DESCRIPTION OF THE TASK → Below is a block of records; repeat all of them exactly.

Recorded data →
::::::::

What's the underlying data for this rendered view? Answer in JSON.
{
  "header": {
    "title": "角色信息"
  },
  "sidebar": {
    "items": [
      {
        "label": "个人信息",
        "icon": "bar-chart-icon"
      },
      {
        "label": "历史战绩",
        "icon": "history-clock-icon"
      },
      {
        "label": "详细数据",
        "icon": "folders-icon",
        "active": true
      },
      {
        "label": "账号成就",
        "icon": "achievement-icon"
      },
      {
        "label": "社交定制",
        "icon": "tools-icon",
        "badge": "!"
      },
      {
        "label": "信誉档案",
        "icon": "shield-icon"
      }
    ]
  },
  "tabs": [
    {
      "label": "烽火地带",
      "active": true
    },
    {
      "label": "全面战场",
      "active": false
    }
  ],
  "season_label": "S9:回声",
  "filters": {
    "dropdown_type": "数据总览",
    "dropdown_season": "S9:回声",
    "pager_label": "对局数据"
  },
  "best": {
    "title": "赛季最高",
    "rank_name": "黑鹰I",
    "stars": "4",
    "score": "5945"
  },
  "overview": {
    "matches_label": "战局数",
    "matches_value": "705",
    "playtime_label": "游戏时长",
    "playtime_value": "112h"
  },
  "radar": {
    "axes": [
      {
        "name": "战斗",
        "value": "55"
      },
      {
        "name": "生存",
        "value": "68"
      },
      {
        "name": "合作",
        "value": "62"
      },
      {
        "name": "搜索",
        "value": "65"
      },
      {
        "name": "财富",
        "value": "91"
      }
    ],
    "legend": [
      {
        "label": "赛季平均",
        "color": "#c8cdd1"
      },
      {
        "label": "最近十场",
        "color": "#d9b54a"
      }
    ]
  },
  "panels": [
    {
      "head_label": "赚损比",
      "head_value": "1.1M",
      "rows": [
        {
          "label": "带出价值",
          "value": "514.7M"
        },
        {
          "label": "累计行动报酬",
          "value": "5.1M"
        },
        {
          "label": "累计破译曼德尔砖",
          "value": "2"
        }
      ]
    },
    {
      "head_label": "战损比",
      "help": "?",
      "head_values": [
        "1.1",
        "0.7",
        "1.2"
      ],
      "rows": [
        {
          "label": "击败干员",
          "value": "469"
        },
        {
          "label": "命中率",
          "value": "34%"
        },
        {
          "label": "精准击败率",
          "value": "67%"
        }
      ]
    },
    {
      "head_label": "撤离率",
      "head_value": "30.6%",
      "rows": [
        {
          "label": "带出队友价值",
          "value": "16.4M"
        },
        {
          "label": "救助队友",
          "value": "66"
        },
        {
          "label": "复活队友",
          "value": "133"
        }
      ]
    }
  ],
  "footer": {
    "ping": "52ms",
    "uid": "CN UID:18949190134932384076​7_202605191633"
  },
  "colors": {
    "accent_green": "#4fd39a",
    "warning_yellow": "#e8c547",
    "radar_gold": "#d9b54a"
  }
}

::::::::

RESULT OF THE EXERCISE →
What's the underlying data for this rendered view? Answer in JSON.
{
  "header": {
    "title": "角色信息"
  },
  "sidebar": {
    "items": [
      {
        "label": "个人信息",
        "icon": "bar-chart-icon"
      },
      {
        "label": "历史战绩",
        "icon": "history-clock-icon"
      },
      {
        "label": "详细数据",
        "icon": "folders-icon",
        "active": true
      },
      {
        "label": "账号成就",
        "icon": "achievement-icon"
      },
      {
        "label": "社交定制",
        "icon": "tools-icon",
        "badge": "!"
      },
      {
        "label": "信誉档案",
        "icon": "shield-icon"
      }
    ]
  },
  "tabs": [
    {
      "label": "烽火地带",
      "active": true
    },
    {
      "label": "全面战场",
      "active": false
    }
  ],
  "season_label": "S9:回声",
  "filters": {
    "dropdown_type": "数据总览",
    "dropdown_season": "S9:回声",
    "pager_label": "对局数据"
  },
  "best": {
    "title": "赛季最高",
    "rank_name": "黑鹰I",
    "stars": "4",
    "score": "5945"
  },
  "overview": {
    "matches_label": "战局数",
    "matches_value": "705",
    "playtime_label": "游戏时长",
    "playtime_value": "112h"
  },
  "radar": {
    "axes": [
      {
        "name": "战斗",
        "value": "55"
      },
      {
        "name": "生存",
        "value": "68"
      },
      {
        "name": "合作",
        "value": "62"
      },
      {
        "name": "搜索",
        "value": "65"
      },
      {
        "name": "财富",
        "value": "91"
      }
    ],
    "legend": [
      {
        "label": "赛季平均",
        "color": "#c8cdd1"
      },
      {
        "label": "最近十场",
        "color": "#d9b54a"
      }
    ]
  },
  "panels": [
    {
      "head_label": "赚损比",
      "head_value": "1.1M",
      "rows": [
        {
          "label": "带出价值",
          "value": "514.7M"
        },
        {
          "label": "累计行动报酬",
          "value": "5.1M"
        },
        {
          "label": "累计破译曼德尔砖",
          "value": "2"
        }
      ]
    },
    {
      "head_label": "战损比",
      "help": "?",
      "head_values": [
        "1.1",
        "0.7",
        "1.2"
      ],
      "rows": [
        {
          "label": "击败干员",
          "value": "469"
        },
        {
          "label": "命中率",
          "value": "34%"
        },
        {
          "label": "精准击败率",
          "value": "67%"
        }
      ]
    },
    {
      "head_label": "撤离率",
      "head_value": "30.6%",
      "rows": [
        {
          "label": "带出队友价值",
          "value": "16.4M"
        },
        {
          "label": "救助队友",
          "value": "66"
        },
        {
          "label": "复活队友",
          "value": "133"
        }
      ]
    }
  ],
  "footer": {
    "ping": "52ms",
    "uid": "CN UID:18949190134932384076​7_202605191633"
  },
  "colors": {
    "accent_green": "#4fd39a",
    "warning_yellow": "#e8c547",
    "radar_gold": "#d9b54a"
  }
}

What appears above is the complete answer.